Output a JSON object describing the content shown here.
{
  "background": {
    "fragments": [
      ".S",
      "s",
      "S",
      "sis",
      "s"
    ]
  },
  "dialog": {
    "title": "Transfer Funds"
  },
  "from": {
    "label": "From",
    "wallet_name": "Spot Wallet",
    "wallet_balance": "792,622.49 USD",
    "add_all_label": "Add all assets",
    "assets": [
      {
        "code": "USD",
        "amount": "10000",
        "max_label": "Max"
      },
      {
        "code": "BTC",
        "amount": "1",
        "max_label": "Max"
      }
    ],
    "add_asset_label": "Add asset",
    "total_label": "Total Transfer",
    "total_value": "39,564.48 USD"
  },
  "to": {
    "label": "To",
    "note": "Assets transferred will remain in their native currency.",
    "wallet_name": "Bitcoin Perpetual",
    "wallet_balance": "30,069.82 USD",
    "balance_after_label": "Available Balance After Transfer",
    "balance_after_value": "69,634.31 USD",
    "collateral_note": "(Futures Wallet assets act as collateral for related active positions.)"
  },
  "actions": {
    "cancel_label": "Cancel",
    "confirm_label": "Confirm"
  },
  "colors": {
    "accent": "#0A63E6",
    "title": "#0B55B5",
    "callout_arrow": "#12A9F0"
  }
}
------------
> _Exercise_: Copy all the lines, exactly.

> _Complete response_:
Output a JSON object describing the content shown here.
{
  "background": {
    "fragments": [
      ".S",
      "s",
      "S",
      "sis",
      "s"
    ]
  },
  "dialog": {
    "title": "Transfer Funds"
  },
  "from": {
    "label": "From",
    "wallet_name": "Spot Wallet",
    "wallet_balance": "792,622.49 USD",
    "add_all_label": "Add all assets",
    "assets": [
      {
        "code": "USD",
        "amount": "10000",
        "max_label": "Max"
      },
      {
        "code": "BTC",
        "amount": "1",
        "max_label": "Max"
      }
    ],
    "add_asset_label": "Add asset",
    "total_label": "Total Transfer",
    "total_value": "39,564.48 USD"
  },
  "to": {
    "label": "To",
    "note": "Assets transferred will remain in their native currency.",
    "wallet_name": "Bitcoin Perpetual",
    "wallet_balance": "30,069.82 USD",
    "balance_after_label": "Available Balance After Transfer",
    "balance_after_value": "69,634.31 USD",
    "collateral_note": "(Futures Wallet assets act as collateral for related active positions.)"
  },
  "actions": {
    "cancel_label": "Cancel",
    "confirm_label": "Confirm"
  },
  "colors": {
    "accent": "#0A63E6",
    "title": "#0B55B5",
    "callout_arrow": "#12A9F0"
  }
}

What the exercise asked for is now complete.